>> begin
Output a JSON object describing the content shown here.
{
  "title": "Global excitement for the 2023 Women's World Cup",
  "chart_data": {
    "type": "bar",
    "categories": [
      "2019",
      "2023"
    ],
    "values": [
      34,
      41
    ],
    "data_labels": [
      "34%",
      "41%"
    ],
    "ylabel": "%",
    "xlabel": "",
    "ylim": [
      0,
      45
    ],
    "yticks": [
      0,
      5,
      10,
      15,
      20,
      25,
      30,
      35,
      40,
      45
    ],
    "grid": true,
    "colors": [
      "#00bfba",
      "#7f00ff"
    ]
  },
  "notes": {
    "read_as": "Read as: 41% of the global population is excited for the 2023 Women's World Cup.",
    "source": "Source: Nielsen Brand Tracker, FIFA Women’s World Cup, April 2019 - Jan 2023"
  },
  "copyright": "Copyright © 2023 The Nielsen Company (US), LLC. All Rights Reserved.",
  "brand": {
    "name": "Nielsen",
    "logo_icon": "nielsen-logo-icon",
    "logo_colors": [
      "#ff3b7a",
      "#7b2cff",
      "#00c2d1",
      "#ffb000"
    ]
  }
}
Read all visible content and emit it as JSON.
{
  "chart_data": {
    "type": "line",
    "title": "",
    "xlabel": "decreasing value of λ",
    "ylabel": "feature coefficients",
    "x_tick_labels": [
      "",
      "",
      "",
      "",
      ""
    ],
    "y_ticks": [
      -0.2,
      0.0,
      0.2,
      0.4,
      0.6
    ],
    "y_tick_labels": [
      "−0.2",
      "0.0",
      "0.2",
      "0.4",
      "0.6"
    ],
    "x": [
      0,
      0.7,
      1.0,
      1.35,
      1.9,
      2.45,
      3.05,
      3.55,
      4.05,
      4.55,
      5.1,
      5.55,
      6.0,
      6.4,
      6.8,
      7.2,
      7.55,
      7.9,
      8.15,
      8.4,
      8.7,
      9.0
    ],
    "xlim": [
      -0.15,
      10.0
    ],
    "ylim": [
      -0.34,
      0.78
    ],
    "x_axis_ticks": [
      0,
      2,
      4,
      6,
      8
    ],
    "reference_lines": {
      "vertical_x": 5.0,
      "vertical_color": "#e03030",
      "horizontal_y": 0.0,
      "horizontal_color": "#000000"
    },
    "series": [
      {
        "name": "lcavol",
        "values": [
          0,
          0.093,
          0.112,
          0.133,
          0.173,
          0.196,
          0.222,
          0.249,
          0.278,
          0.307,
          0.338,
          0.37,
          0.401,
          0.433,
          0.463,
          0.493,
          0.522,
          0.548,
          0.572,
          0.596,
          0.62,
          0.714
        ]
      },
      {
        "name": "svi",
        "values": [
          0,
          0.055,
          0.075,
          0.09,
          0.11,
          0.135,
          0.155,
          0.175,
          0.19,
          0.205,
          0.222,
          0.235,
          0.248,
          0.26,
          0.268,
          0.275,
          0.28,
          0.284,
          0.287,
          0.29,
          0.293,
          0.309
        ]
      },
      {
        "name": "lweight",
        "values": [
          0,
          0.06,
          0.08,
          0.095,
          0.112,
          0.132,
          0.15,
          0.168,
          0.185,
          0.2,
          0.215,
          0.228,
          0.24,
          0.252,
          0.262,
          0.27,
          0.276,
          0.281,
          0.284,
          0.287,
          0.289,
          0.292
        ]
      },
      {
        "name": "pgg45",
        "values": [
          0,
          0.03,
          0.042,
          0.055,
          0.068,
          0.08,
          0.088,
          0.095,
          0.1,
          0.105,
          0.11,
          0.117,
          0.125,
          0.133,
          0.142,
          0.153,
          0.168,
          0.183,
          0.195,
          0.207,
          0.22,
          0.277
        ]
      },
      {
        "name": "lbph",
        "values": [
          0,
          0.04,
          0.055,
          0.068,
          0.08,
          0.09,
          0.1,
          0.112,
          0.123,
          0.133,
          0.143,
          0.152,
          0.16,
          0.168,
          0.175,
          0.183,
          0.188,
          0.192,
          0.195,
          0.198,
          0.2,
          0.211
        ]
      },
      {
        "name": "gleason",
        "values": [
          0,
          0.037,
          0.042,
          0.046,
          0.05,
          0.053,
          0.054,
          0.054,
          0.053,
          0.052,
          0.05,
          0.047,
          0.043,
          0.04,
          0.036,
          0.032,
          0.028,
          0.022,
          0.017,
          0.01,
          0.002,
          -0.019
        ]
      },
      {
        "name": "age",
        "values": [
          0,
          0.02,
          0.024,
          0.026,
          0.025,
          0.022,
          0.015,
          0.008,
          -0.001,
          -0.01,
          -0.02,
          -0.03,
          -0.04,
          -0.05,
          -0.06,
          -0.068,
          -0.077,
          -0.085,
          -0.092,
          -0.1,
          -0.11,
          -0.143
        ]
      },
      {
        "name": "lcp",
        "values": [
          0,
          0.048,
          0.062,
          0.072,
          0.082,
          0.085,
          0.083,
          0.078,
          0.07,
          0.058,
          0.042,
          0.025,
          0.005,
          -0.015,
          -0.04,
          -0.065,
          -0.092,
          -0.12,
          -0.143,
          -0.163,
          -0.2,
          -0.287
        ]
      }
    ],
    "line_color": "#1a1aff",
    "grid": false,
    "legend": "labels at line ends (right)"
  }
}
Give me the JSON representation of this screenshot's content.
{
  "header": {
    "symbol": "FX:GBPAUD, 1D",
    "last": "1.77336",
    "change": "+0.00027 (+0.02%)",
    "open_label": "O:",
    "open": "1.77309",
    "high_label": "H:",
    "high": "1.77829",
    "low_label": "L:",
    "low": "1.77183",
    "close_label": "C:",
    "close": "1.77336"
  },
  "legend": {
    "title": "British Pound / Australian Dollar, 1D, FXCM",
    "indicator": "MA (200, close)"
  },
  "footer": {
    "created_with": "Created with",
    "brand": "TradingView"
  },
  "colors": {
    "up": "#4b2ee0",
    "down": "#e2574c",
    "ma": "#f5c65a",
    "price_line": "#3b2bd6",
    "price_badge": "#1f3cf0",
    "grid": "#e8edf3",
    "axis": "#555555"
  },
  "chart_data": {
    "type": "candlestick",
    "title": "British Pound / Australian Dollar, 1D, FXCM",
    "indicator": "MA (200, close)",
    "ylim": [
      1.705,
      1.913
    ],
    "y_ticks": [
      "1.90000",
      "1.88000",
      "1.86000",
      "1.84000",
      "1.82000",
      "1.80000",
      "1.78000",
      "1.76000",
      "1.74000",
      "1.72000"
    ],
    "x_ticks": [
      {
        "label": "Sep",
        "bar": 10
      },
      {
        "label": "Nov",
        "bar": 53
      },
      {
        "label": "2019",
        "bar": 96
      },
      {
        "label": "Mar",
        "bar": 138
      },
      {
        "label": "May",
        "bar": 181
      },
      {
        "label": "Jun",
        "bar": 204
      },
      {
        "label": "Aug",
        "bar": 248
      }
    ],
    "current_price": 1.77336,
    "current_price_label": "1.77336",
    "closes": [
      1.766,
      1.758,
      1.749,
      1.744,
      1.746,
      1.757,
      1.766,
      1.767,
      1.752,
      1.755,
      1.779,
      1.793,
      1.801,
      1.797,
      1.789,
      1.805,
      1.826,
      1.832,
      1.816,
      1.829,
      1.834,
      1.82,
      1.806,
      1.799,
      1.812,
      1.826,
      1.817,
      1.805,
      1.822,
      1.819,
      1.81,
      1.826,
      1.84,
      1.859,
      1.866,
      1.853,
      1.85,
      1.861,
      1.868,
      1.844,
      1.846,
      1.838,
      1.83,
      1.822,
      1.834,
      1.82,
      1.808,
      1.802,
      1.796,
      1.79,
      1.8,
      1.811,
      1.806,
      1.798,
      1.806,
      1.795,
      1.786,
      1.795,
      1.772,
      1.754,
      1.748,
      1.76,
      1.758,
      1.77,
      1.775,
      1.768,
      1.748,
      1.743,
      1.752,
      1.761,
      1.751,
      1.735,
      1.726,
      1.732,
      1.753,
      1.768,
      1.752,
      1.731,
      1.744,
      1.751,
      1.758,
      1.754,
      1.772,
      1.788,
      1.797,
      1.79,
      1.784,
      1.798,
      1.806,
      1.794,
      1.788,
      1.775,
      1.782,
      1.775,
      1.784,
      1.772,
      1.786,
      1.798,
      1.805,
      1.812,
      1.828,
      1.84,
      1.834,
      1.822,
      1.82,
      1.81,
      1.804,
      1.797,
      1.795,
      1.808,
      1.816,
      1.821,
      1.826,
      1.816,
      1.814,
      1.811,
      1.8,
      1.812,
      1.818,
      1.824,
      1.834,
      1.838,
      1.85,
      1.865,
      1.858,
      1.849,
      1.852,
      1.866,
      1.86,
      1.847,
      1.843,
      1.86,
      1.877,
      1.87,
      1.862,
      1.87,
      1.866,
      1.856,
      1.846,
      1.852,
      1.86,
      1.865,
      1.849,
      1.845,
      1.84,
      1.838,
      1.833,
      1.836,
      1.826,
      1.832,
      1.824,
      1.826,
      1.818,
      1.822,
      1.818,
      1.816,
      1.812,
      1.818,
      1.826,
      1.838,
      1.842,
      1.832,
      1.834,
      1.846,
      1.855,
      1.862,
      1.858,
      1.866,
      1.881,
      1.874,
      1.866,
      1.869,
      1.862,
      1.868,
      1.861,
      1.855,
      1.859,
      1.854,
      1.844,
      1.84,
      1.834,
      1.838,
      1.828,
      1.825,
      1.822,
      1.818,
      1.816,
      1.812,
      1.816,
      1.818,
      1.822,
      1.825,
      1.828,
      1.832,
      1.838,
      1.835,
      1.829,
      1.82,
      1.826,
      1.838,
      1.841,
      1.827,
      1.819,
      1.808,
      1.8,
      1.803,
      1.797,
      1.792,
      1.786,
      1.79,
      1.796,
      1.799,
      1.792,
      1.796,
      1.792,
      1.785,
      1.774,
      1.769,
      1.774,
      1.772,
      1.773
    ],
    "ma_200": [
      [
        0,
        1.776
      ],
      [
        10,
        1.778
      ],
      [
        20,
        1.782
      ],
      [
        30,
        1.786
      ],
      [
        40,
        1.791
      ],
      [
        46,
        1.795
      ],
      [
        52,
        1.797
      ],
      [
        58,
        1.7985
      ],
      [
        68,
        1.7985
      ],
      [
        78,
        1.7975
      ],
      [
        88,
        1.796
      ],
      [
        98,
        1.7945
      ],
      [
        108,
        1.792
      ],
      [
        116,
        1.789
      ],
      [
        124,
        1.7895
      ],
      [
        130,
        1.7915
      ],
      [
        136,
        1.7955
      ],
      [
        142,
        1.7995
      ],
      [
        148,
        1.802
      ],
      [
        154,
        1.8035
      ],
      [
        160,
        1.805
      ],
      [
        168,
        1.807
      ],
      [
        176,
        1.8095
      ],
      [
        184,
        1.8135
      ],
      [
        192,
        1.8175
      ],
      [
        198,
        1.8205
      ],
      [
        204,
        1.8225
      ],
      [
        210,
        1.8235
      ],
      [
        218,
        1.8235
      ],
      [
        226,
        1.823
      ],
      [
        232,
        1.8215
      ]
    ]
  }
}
>> end
== Exercise prompt ==
Reply with the number of lines in the data that include the string "JSON" and nothing else.

== In response ==
3